>> START Source material

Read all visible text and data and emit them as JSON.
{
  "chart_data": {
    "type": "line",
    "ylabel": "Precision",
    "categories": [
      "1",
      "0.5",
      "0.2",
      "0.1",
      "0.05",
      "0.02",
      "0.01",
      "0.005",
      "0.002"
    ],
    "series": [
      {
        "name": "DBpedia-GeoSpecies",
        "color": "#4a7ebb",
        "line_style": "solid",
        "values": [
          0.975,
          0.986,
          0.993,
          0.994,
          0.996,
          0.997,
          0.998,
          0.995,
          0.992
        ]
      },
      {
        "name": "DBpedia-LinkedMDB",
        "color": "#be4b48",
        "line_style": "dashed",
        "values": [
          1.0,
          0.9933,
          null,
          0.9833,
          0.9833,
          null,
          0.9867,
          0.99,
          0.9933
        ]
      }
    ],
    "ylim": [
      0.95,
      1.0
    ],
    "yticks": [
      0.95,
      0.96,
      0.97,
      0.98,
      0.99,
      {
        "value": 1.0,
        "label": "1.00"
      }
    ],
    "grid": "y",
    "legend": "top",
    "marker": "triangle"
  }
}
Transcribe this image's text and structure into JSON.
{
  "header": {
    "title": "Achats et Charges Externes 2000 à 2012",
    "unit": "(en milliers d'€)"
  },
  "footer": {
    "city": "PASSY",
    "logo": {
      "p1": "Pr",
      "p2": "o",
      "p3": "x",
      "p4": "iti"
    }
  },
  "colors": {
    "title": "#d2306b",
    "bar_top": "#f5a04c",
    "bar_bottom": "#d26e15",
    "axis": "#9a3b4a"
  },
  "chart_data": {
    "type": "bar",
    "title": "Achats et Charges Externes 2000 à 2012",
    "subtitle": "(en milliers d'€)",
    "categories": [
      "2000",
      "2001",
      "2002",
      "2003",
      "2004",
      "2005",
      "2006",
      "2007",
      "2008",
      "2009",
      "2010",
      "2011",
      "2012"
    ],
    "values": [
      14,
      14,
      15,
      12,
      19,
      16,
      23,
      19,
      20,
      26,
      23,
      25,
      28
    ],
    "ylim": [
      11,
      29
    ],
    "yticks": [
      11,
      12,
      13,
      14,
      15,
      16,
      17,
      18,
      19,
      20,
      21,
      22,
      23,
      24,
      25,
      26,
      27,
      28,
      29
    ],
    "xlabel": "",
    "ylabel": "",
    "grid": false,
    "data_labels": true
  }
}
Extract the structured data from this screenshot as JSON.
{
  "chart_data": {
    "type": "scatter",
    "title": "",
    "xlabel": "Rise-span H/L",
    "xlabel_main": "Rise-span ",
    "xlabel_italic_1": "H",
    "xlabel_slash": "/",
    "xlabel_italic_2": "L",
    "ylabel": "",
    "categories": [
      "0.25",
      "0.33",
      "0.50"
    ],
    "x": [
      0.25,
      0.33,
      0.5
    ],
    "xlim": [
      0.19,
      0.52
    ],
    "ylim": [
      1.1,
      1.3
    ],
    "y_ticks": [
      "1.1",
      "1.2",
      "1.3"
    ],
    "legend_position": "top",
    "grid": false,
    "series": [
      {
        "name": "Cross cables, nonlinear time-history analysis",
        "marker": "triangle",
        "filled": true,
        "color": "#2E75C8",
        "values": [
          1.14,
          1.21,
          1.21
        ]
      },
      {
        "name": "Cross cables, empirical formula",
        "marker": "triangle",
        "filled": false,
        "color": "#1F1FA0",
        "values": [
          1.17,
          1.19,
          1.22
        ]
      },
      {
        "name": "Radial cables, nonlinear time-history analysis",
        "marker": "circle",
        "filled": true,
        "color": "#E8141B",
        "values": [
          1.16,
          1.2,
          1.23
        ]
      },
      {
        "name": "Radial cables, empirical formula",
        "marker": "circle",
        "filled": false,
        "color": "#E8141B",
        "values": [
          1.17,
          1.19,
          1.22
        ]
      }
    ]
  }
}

>> END Source material

Problem requirements -> From the preceding material, extract every line exactly.

Final result ->
Read all visible text and data and emit them as JSON.
{
  "chart_data": {
    "type": "line",
    "ylabel": "Precision",
    "categories": [
      "1",
      "0.5",
      "0.2",
      "0.1",
      "0.05",
      "0.02",
      "0.01",
      "0.005",
      "0.002"
    ],
    "series": [
      {
        "name": "DBpedia-GeoSpecies",
        "color": "#4a7ebb",
        "line_style": "solid",
        "values": [
          0.975,
          0.986,
          0.993,
          0.994,
          0.996,
          0.997,
          0.998,
          0.995,
          0.992
        ]
      },
      {
        "name": "DBpedia-LinkedMDB",
        "color": "#be4b48",
        "line_style": "dashed",
        "values": [
          1.0,
          0.9933,
          null,
          0.9833,
          0.9833,
          null,
          0.9867,
          0.99,
          0.9933
        ]
      }
    ],
    "ylim": [
      0.95,
      1.0
    ],
    "yticks": [
      0.95,
      0.96,
      0.97,
      0.98,
      0.99,
      {
        "value": 1.0,
        "label": "1.00"
      }
    ],
    "grid": "y",
    "legend": "top",
    "marker": "triangle"
  }
}
Transcribe this image's text and structure into JSON.
{
  "header": {
    "title": "Achats et Charges Externes 2000 à 2012",
    "unit": "(en milliers d'€)"
  },
  "footer": {
    "city": "PASSY",
    "logo": {
      "p1": "Pr",
      "p2": "o",
      "p3": "x",
      "p4": "iti"
    }
  },
  "colors": {
    "title": "#d2306b",
    "bar_top": "#f5a04c",
    "bar_bottom": "#d26e15",
    "axis": "#9a3b4a"
  },
  "chart_data": {
    "type": "bar",
    "title": "Achats et Charges Externes 2000 à 2012",
    "subtitle": "(en milliers d'€)",
    "categories": [
      "2000",
      "2001",
      "2002",
      "2003",
      "2004",
      "2005",
      "2006",
      "2007",
      "2008",
      "2009",
      "2010",
      "2011",
      "2012"
    ],
    "values": [
      14,
      14,
      15,
      12,
      19,
      16,
      23,
      19,
      20,
      26,
      23,
      25,
      28
    ],
    "ylim": [
      11,
      29
    ],
    "yticks": [
      11,
      12,
      13,
      14,
      15,
      16,
      17,
      18,
      19,
      20,
      21,
      22,
      23,
      24,
      25,
      26,
      27,
      28,
      29
    ],
    "xlabel": "",
    "ylabel": "",
    "grid": false,
    "data_labels": true
  }
}
Extract the structured data from this screenshot as JSON.
{
  "chart_data": {
    "type": "scatter",
    "title": "",
    "xlabel": "Rise-span H/L",
    "xlabel_main": "Rise-span ",
    "xlabel_italic_1": "H",
    "xlabel_slash": "/",
    "xlabel_italic_2": "L",
    "ylabel": "",
    "categories": [
      "0.25",
      "0.33",
      "0.50"
    ],
    "x": [
      0.25,
      0.33,
      0.5
    ],
    "xlim": [
      0.19,
      0.52
    ],
    "ylim": [
      1.1,
      1.3
    ],
    "y_ticks": [
      "1.1",
      "1.2",
      "1.3"
    ],
    "legend_position": "top",
    "grid": false,
    "series": [
      {
        "name": "Cross cables, nonlinear time-history analysis",
        "marker": "triangle",
        "filled": true,
        "color": "#2E75C8",
        "values": [
          1.14,
          1.21,
          1.21
        ]
      },
      {
        "name": "Cross cables, empirical formula",
        "marker": "triangle",
        "filled": false,
        "color": "#1F1FA0",
        "values": [
          1.17,
          1.19,
          1.22
        ]
      },
      {
        "name": "Radial cables, nonlinear time-history analysis",
        "marker": "circle",
        "filled": true,
        "color": "#E8141B",
        "values": [
          1.16,
          1.2,
          1.23
        ]
      },
      {
        "name": "Radial cables, empirical formula",
        "marker": "circle",
        "filled": false,
        "color": "#E8141B",
        "values": [
          1.17,
          1.19,
          1.22
        ]
      }
    ]
  }
}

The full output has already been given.